[start Document passage]
It is unlikely that you will ever need a full sized neutral, but since you don't have any way to know, and the additional cost is not that much overall, I would run something at least well above the bare minimum.

A lot really depends on who you are running it for, what they anticipate doing with the space, and how cost sensitive they are.

Since you don't have any information on what loads will be connected just how did you come up with 100A in the first place?
 

edward

Senior Member
Location
CA
Occupation
Electronologist
Assuming the OP installation is for a dwelling with 120/240V system, The feeder is basically a multiwire circuit.

So, Lets assume future loads will be 120V only and the total connected load will be 20KW, and further assume that all of the loads will be ON at the same time. The maximum neutral current will be around 43Amps.

Am I not seeing this correctly??
 

petersonra

Senior Member
Location
Northern illinois
Occupation
engineer
Assuming the OP installation is for a dwelling with 120/240V system, The feeder is basically a multiwire circuit.

So, Lets assume future loads will be 120V only and the total connected load will be 20KW, and further assume that all of the loads will be ON at the same time. The maximum neutral current will be around 43Amps.

Am I not seeing this correctly??

If all the loads are 120V and they are all on at the same time and they are balanced by line, than the neutral current would be zero.

The thing is that with 120V circuits there is a potential to have just the loads on one line on at a particular instance. in that case you would have 100A neutral current.
 

crtemp

Senior Member
Location
Wa state
There will be at least one 240 volt welder circuit and various other 120 volt circuits. I guess I will just pull a 1/0 neutral with it. Thanks for all the replys!
 

suemarkp

Senior Member
Location
Kent, WA
Occupation
Retired Engineer
Any 240V only appliance would allow you to reduce the neutral. But I woould not since your feeder is so long. The voltage drop of a 1/0 neutral (and the ungrounded conductor) at that distance will kind of suck if you end up with a decent amount of unbalanced load. Making the neutral smaller will just make it worse.
[end Document passage]
[start Record excerpts]
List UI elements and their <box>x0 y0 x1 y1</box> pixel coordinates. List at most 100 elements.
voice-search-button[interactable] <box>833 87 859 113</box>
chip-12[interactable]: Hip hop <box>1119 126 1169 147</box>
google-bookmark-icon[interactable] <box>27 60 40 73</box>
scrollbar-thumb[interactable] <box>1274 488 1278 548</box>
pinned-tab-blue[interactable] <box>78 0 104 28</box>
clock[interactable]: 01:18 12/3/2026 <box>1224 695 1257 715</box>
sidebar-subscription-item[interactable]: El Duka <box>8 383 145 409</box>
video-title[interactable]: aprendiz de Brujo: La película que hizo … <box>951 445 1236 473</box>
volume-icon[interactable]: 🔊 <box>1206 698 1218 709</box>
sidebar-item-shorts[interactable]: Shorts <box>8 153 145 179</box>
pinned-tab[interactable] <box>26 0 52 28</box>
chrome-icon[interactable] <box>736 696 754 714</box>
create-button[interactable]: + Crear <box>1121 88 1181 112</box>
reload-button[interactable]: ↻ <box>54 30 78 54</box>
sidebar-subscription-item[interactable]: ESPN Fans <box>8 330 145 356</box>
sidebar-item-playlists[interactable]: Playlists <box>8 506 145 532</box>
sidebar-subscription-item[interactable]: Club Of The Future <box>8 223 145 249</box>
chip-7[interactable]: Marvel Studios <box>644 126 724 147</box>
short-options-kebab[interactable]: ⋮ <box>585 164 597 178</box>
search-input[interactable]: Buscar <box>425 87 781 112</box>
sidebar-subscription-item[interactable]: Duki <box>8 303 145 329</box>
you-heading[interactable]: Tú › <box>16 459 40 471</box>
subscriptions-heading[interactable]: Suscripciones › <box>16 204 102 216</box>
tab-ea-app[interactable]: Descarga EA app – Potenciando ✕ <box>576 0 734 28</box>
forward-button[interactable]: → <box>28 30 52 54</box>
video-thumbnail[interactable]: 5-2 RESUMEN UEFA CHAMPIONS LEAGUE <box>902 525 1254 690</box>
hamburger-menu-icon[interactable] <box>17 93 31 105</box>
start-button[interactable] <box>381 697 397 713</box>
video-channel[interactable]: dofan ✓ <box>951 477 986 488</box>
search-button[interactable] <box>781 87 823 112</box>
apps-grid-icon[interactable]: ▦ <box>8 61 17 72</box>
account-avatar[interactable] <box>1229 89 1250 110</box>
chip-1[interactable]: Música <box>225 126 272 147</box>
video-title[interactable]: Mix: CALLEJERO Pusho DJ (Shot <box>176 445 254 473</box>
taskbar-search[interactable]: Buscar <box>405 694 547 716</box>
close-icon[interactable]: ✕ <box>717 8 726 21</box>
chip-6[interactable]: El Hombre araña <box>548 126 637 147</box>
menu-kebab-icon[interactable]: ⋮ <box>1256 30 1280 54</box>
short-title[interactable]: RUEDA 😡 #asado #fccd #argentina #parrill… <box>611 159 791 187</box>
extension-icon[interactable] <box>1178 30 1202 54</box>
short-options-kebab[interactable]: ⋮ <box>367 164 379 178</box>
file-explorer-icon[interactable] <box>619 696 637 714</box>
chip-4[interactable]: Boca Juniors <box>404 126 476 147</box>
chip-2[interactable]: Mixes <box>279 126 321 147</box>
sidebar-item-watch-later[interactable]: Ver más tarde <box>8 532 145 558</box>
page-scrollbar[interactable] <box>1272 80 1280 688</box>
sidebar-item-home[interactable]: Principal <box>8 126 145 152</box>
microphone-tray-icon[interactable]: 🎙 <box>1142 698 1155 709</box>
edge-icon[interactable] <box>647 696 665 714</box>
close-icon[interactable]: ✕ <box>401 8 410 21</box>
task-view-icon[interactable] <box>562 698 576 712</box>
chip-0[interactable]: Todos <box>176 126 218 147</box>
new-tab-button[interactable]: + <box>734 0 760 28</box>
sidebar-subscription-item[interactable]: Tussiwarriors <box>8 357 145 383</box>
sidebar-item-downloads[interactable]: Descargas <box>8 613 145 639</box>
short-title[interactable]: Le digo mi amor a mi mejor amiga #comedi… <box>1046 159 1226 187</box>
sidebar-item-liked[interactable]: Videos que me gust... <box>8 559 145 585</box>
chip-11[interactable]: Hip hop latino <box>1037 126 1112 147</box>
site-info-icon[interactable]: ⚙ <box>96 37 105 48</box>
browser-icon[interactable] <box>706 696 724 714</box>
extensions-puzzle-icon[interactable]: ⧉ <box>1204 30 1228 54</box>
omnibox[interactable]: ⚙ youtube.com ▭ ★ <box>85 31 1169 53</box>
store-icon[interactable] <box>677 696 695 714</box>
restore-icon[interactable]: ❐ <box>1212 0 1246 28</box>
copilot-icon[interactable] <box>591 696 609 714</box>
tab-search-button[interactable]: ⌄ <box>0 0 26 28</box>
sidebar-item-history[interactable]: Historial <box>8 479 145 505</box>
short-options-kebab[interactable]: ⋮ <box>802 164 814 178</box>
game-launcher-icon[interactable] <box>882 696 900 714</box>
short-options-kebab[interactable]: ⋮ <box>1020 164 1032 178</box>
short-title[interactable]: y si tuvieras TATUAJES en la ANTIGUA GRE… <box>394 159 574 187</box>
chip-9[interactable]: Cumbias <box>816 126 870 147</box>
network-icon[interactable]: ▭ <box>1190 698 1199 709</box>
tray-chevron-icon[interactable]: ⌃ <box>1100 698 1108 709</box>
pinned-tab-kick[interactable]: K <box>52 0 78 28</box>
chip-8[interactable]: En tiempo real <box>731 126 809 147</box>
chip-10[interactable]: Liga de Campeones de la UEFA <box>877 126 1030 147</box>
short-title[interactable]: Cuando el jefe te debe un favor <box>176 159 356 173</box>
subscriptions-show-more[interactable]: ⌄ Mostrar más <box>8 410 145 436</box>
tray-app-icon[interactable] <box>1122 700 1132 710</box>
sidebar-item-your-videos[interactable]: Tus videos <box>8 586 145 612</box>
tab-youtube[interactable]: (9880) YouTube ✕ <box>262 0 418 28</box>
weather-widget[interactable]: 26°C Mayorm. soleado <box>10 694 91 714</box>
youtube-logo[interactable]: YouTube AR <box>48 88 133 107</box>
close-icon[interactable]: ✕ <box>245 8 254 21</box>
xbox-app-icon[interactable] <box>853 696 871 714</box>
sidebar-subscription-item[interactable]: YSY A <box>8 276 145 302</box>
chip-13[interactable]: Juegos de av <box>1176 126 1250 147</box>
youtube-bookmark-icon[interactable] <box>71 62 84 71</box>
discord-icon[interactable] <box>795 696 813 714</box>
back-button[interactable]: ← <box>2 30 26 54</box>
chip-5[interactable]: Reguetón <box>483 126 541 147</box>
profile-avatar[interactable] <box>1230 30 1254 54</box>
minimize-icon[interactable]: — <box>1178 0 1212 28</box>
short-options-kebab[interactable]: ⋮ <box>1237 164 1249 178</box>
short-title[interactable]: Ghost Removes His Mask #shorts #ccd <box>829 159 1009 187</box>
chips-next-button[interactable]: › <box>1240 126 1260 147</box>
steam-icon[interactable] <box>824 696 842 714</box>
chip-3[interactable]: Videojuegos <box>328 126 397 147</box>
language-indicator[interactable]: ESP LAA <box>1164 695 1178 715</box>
[end Record excerpts]
Exercises to complete
1 > Answer these questions from the thread on neutral sizing:
(a) What maximum neutral current does edward estimate for a 20KW load of 120V circuits all on at once?
(b) What would the neutral current be, according to petersonra, if all the 120V loads are on and balanced by line?
(c) What size neutral does crtemp decide to pull?
2 > Echo, word for word, everything in the thread on neutral sizing from "The thing is" down to "all the replys!".
Rely only on the thread on neutral sizing for the answers.

Answers for the exercise
1 >
(a) Around 43 amps.
(b) Zero.
(c) A 1/0 neutral.

2 >
The thing is that with 120V circuits there is a potential to have just the loads on one line on at a particular instance. in that case you would have 100A neutral current.
 

crtemp

Senior Member
Location
Wa state
There will be at least one 240 volt welder circuit and various other 120 volt circuits. I guess I will just pull a 1/0 neutral with it. Thanks for all the replys!